■ **Problem details**:
Below are the records. List every line holding the word "经营业绩好".

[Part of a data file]
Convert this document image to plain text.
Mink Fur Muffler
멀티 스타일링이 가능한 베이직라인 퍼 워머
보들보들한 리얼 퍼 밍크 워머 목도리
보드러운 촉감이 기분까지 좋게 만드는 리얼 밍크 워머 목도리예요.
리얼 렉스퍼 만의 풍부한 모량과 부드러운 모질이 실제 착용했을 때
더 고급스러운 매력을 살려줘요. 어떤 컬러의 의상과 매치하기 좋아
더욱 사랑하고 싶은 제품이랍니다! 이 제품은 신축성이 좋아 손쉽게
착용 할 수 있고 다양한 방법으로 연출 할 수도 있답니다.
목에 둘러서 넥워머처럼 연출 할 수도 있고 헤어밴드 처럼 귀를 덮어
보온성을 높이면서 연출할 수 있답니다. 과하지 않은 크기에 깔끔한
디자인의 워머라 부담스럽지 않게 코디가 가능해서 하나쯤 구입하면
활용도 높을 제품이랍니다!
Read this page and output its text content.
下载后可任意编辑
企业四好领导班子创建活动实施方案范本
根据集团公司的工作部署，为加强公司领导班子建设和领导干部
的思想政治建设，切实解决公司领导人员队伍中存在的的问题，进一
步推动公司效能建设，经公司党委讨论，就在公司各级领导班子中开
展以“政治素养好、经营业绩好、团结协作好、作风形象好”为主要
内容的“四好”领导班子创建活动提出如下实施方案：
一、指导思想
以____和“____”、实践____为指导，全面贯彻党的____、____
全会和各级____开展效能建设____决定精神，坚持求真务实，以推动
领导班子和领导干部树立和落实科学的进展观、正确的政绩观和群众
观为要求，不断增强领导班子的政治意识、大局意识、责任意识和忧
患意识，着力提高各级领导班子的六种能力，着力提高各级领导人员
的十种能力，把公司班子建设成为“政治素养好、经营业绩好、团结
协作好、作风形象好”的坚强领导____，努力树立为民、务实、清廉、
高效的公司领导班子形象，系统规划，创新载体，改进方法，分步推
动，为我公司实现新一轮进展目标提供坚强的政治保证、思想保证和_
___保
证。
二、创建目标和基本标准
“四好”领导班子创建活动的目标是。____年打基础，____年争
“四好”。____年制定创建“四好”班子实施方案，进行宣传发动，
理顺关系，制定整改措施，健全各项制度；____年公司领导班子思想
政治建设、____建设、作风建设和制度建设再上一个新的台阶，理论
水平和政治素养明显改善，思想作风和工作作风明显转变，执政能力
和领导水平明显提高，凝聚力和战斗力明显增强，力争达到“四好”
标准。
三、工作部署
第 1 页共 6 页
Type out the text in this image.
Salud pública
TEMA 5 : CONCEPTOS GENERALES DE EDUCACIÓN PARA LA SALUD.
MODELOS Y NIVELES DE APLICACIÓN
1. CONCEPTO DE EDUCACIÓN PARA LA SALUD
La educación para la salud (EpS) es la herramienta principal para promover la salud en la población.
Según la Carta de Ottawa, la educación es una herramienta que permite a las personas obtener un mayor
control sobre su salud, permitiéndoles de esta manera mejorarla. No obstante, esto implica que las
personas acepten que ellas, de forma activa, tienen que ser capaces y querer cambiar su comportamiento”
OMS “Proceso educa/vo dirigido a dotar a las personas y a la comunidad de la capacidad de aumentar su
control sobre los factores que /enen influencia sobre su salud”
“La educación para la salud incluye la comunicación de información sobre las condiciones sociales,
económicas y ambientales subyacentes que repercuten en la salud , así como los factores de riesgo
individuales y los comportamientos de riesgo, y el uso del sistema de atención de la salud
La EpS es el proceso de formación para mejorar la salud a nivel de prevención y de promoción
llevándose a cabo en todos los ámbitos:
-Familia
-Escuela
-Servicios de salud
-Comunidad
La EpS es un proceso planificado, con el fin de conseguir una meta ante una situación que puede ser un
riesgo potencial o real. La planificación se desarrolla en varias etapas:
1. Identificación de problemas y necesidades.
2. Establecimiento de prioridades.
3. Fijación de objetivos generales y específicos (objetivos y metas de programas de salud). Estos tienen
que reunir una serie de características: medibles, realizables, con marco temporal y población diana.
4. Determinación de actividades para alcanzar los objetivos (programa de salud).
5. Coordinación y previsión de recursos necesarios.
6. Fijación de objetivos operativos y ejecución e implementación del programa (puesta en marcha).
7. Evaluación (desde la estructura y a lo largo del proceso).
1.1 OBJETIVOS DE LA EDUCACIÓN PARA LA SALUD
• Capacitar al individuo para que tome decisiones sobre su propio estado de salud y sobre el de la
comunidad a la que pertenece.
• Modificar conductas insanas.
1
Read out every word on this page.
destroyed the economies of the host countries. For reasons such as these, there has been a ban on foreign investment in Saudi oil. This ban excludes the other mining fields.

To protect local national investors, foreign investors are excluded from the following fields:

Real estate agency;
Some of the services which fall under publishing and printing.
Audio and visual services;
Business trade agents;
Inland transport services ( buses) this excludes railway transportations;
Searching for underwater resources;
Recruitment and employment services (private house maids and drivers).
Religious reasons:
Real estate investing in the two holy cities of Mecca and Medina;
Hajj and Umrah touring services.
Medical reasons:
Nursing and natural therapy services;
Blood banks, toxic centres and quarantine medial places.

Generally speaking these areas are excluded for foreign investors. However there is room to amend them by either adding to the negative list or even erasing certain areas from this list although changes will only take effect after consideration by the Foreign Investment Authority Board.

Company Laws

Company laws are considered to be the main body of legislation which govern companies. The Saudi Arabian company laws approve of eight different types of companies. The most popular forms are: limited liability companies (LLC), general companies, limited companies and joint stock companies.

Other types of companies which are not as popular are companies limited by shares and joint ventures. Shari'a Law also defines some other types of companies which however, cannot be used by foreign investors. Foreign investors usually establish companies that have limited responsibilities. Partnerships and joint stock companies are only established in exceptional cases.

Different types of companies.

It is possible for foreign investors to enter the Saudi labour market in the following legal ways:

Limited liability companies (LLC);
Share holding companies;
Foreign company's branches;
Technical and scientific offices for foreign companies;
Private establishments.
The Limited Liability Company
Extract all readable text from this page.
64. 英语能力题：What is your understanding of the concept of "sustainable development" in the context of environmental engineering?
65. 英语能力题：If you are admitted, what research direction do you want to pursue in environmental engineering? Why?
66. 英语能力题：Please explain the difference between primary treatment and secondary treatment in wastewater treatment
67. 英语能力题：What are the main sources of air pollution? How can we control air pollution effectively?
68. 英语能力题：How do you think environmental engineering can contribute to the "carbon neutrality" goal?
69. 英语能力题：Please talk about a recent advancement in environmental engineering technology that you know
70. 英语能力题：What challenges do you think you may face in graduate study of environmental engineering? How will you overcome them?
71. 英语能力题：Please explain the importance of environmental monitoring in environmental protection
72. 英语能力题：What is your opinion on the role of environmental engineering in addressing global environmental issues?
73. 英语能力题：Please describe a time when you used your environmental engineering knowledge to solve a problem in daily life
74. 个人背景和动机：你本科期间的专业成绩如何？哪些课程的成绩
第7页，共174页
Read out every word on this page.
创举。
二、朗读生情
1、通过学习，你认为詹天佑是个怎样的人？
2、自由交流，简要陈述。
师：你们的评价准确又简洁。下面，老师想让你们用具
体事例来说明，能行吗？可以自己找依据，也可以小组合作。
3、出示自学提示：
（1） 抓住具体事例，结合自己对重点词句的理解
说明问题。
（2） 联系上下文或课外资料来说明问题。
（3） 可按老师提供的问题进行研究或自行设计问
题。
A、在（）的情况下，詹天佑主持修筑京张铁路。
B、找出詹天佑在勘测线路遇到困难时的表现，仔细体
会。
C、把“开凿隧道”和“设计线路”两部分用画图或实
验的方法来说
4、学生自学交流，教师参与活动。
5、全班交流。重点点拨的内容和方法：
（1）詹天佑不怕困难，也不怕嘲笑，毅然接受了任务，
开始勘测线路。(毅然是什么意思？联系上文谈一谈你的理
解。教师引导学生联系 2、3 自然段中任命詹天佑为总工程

■ **Final result**:
展以“政治素养好、经营业绩好、团结协作好、作风形象好”为主要
的十种能力，把公司班子建设成为“政治素养好、经营业绩好、团结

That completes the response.